A run of records
— BEGIN —

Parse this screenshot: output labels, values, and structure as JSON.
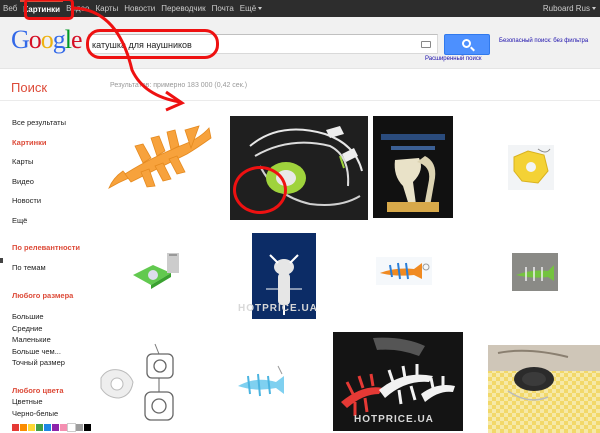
{
  "topbar": {
    "nav": [
      "Веб",
      "Картинки",
      "Видео",
      "Карты",
      "Новости",
      "Переводчик",
      "Почта",
      "Ещё"
    ],
    "user": "Ruboard Rus"
  },
  "logo": "Google",
  "search": {
    "query": "катушка для наушников",
    "advanced": "Расширенный поиск",
    "safe": "Безопасный поиск: без фильтра"
  },
  "page": {
    "heading": "Поиск",
    "stats": "Результатов: примерно 183 000 (0,42 сек.)"
  },
  "leftnav": {
    "items": [
      "Все результаты",
      "Картинки",
      "Карты",
      "Видео",
      "Новости",
      "Ещё"
    ],
    "sort_head": "По релевантности",
    "sort_items": [
      "По темам"
    ],
    "size_head": "Любого размера",
    "size_items": [
      "Большие",
      "Средние",
      "Маленькие",
      "Больше чем...",
      "Точный размер"
    ],
    "color_head": "Любого цвета",
    "color_items": [
      "Цветные",
      "Черно-белые"
    ],
    "swatch_colors": [
      "#e53935",
      "#fb8c00",
      "#fdd835",
      "#43a047",
      "#1e88e5",
      "#8e24aa",
      "#f48fb1",
      "#fff",
      "#9e9e9e",
      "#000"
    ]
  },
  "watermarks": [
    "HOTPRICE.UA",
    "HOTPRICE.UA"
  ],
  "images": [
    {
      "id": "orange-fishbone"
    },
    {
      "id": "green-earphone-winder"
    },
    {
      "id": "packaged-organizer"
    },
    {
      "id": "yellow-winder"
    },
    {
      "id": "green-cd-holder"
    },
    {
      "id": "white-cable-organizer"
    },
    {
      "id": "orange-fish-clip"
    },
    {
      "id": "green-fish-clip"
    },
    {
      "id": "cable-winders-set"
    },
    {
      "id": "blue-fish-clip"
    },
    {
      "id": "fishbones-colored"
    },
    {
      "id": "earphone-in-case"
    }
  ],
  "colors": {
    "accent_red": "#dd4b39",
    "link_blue": "#1a0dab",
    "search_btn": "#4d90fe",
    "annotation": "#e11111"
  }
}
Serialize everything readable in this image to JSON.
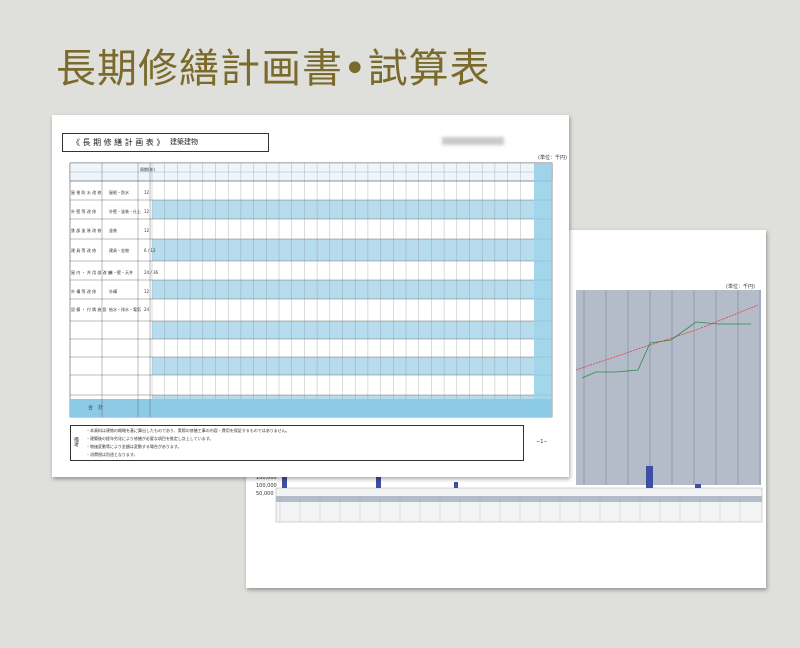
{
  "heading": "長期修繕計画書•試算表",
  "front_sheet": {
    "table_title": "《 長 期 修 繕 計 画 表 》",
    "table_subtitle": "建築建物",
    "unit_note": "(単位：千円)",
    "remarks_label": "備考",
    "page_mark": "−1−",
    "total_label": "合　計",
    "row_labels": [
      "屋 根 防 水 改 修",
      "外 壁 等 改 修",
      "鉄 部 塗 装 改 修",
      "建 具 等 改 修",
      "屋 内 ・ 共 用 部 改 修",
      "外 構 等 改 修",
      "設 備 ・ 付 属 施 設"
    ],
    "row_sublabels": [
      "屋根・防水",
      "外壁・塗装・仕上",
      "塗装",
      "建具・金物",
      "床・壁・天井",
      "外構",
      "給水・排水・電気"
    ],
    "row_cycle": [
      "12",
      "12",
      "12",
      "6 / 12",
      "24 / 36",
      "12",
      "24"
    ],
    "col_header_cycle": "周期(年)",
    "notes": [
      "・本資料は建物の概略を基に算出したものであり、実際の修繕工事の内容・費用を保証するものではありません。",
      "・建築後の経年劣化により修繕が必要な項目を推定し計上しています。",
      "・物価変動等により金額は変動する場合があります。",
      "・消費税は別途となります。"
    ]
  },
  "back_sheet": {
    "unit_note": "(単位：千円)",
    "axis_labels": [
      "150,000",
      "100,000",
      "50,000"
    ]
  },
  "colors": {
    "heading": "#7a6a2c",
    "sheet": "#ffffff",
    "table_band": "#b7dcee",
    "table_header": "#8ccae6",
    "bar": "#3d4fa3",
    "line_red": "#e04040",
    "line_green": "#2e8a4e",
    "chart_bg": "#b4bcc9"
  }
}
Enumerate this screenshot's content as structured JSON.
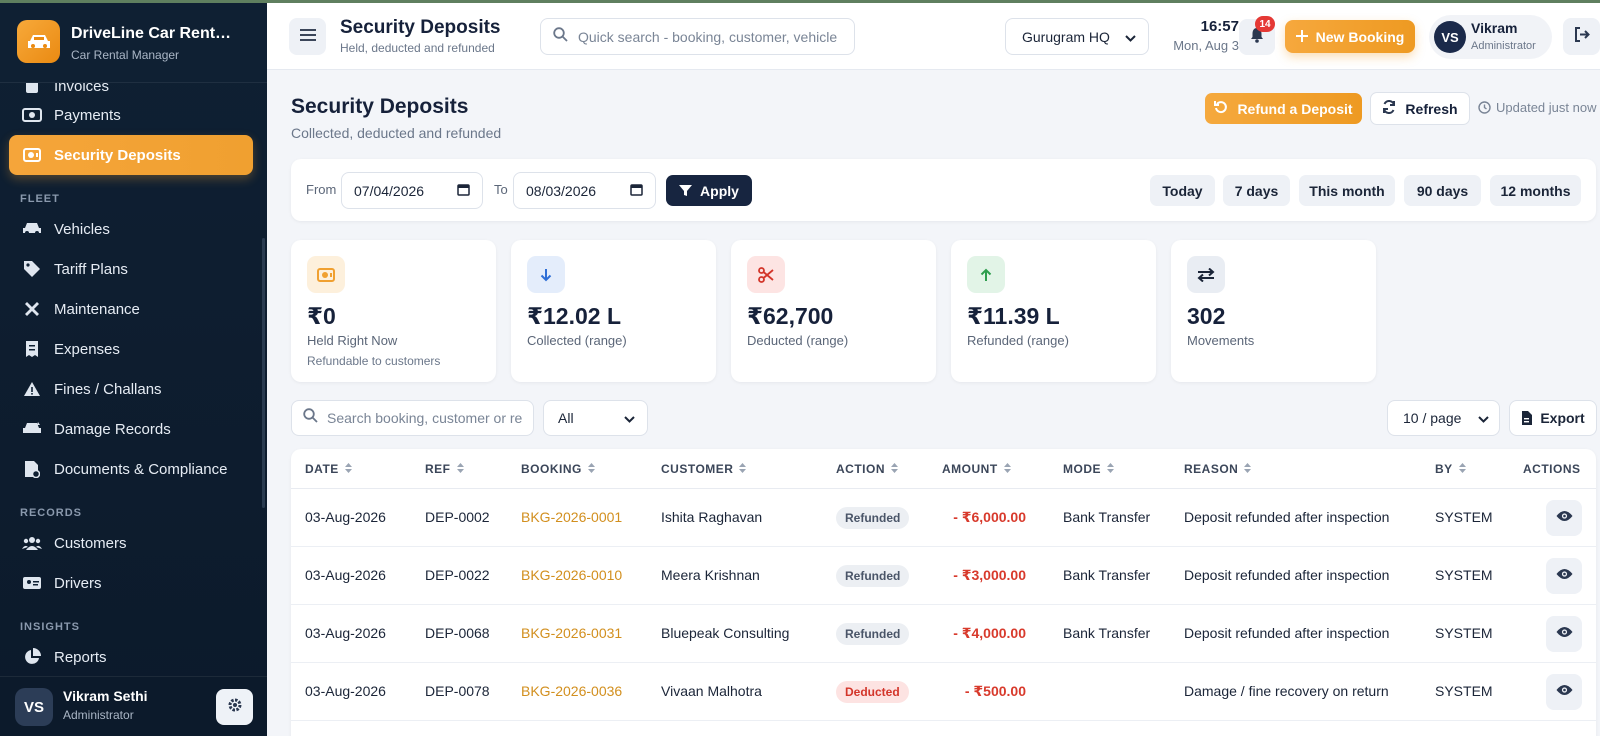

— END —

• **Problem description**:
Copy each line that contains the word "heading".

• **Finished task**:
    "heading": "Поиск",
  "heading": "長期修繕計画書•試算表",
    "heading": "#7a6a2c",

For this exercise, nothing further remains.